EXERCISE OBJECTIVE — Where a line holds "values", copy it.

INFORMATION GIVEN —
━━━━━━━━━━━━━━━━━━━━
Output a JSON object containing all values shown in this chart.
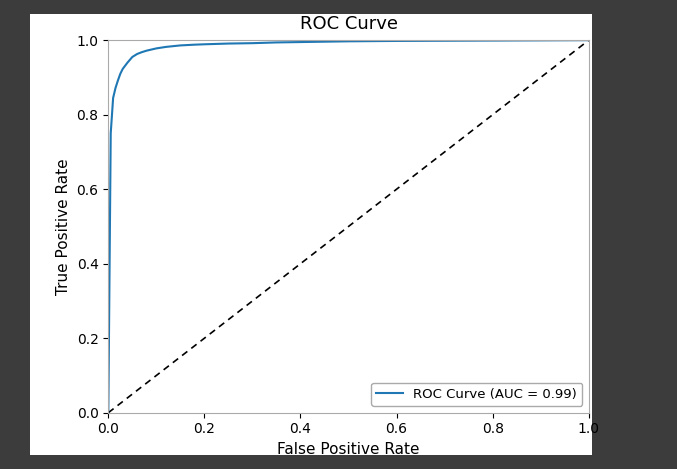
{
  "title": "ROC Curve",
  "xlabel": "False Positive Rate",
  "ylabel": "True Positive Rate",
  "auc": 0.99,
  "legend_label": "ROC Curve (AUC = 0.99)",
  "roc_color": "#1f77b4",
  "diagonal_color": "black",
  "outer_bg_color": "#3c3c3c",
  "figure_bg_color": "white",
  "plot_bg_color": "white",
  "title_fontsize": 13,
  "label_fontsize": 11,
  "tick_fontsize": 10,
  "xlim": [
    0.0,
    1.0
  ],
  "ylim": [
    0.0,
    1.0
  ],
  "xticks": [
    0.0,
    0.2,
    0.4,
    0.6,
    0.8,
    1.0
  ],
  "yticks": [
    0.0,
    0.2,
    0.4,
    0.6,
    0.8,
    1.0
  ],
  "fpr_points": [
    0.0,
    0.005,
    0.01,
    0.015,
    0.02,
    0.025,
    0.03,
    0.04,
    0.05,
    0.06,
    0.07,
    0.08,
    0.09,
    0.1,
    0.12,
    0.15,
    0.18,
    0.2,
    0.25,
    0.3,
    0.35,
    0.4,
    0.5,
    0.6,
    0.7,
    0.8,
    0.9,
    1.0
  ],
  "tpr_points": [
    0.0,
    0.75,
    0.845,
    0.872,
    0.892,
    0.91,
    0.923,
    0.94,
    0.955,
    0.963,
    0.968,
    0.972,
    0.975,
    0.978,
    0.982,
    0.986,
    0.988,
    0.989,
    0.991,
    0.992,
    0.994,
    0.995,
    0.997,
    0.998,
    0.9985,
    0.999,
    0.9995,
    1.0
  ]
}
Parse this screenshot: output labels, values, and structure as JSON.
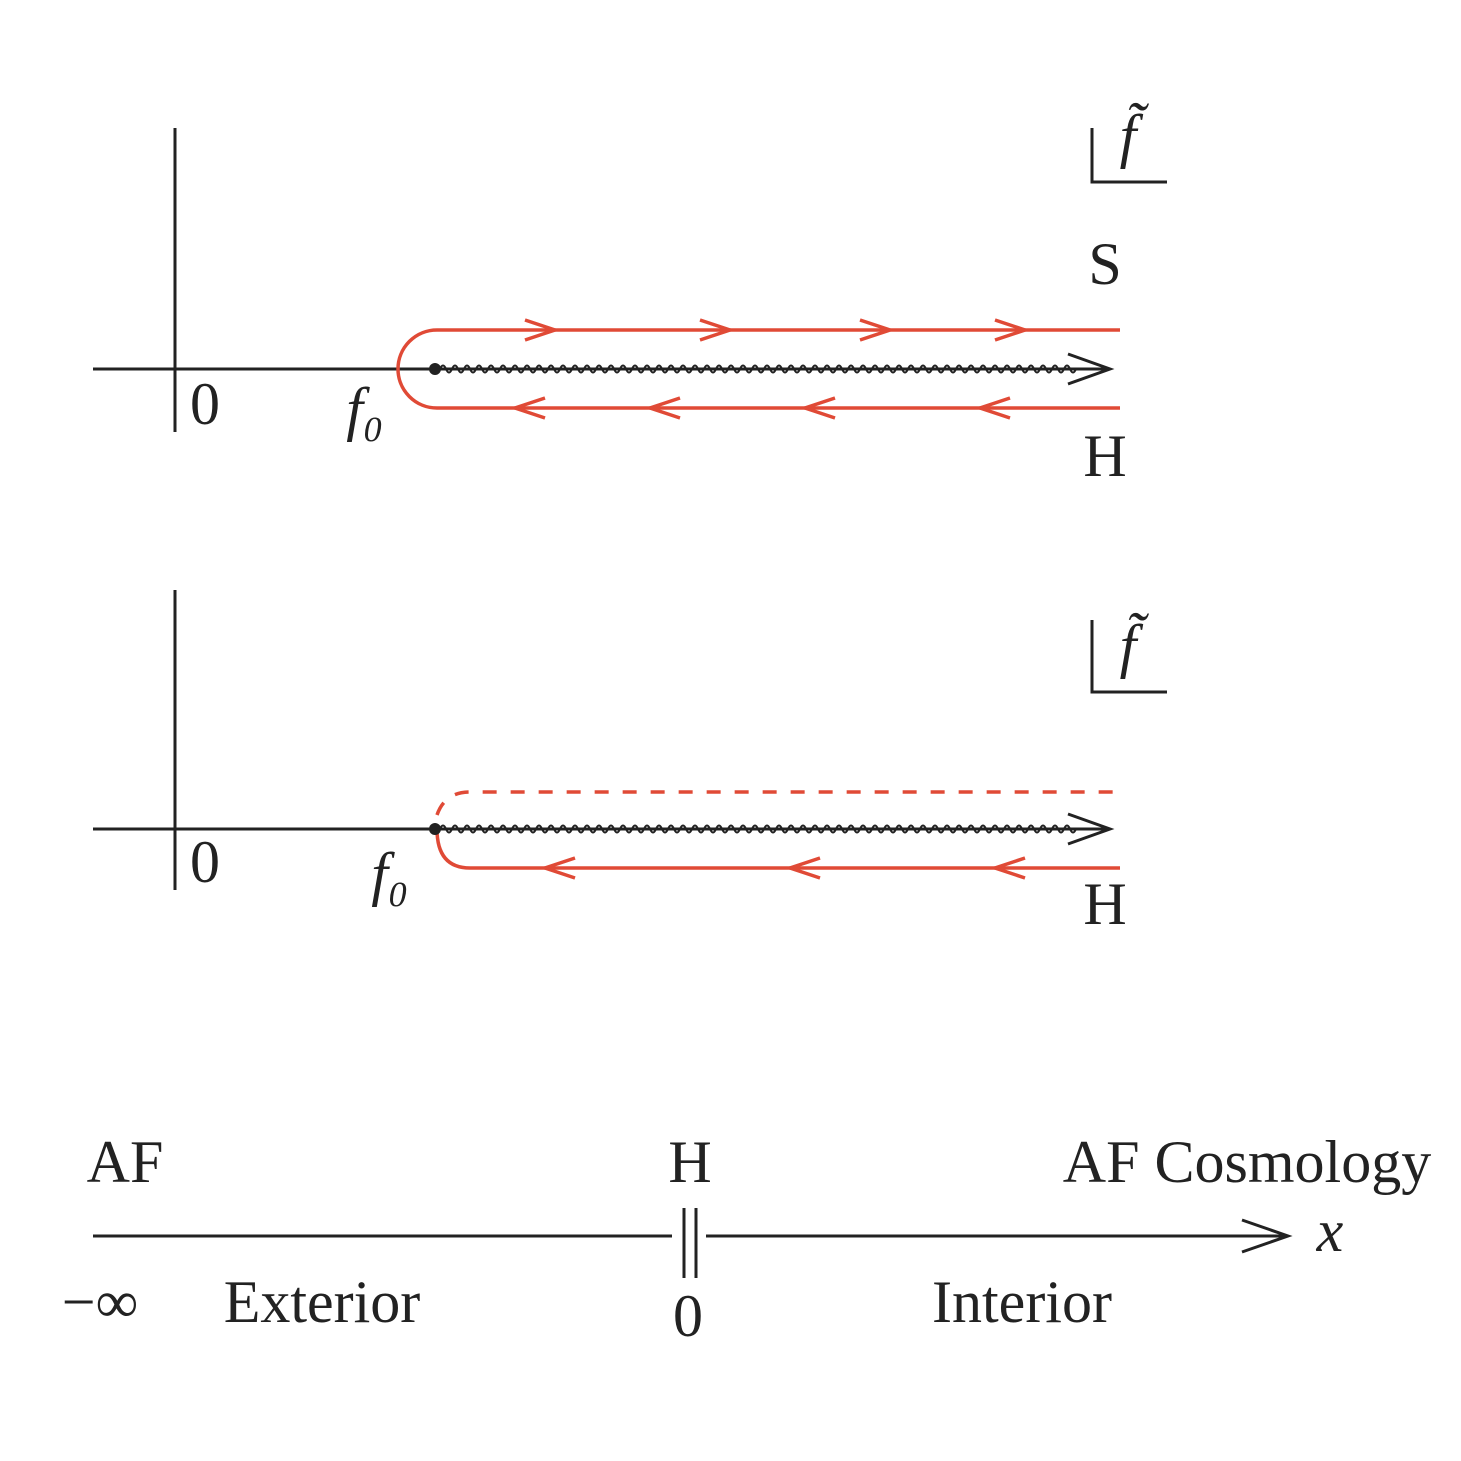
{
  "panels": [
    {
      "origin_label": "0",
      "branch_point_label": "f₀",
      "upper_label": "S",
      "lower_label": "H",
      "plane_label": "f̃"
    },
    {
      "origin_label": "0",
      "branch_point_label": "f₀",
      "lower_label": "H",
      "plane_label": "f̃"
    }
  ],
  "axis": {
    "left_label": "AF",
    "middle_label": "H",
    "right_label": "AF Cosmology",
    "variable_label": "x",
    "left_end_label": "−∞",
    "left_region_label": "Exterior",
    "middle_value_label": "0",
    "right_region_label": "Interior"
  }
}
━━━━━━━━━━━━━━━━━━━━
OUTPUT OF THE EXERCISE —
Output a JSON object containing all values shown in this chart.
Parse this screenshot: output labels, values, and structure as JSON.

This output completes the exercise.